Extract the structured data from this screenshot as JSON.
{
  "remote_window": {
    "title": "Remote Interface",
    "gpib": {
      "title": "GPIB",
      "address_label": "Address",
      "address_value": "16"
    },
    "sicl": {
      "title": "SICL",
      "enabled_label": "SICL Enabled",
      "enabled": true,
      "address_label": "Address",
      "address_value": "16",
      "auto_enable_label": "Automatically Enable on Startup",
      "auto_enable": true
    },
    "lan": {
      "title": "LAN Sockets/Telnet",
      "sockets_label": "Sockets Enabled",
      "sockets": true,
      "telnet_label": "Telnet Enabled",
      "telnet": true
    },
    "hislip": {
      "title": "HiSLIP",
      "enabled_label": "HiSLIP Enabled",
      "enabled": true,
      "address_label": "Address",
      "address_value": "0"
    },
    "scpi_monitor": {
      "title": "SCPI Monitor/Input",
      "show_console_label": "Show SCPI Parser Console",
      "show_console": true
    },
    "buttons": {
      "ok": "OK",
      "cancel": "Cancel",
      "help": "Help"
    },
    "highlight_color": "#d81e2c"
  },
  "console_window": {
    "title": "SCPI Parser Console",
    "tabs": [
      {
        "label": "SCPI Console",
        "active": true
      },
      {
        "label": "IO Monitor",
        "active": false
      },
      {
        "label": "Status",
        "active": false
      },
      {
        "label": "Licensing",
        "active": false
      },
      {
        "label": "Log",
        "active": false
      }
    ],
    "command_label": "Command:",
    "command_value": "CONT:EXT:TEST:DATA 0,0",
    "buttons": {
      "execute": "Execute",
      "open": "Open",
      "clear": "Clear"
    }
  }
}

————————

**WHAT IS REQUIRED:** The records are above. How many lines in them contain the word "true"? Give the number alone.

**RESPONSE TO THE EXERCISE:** 7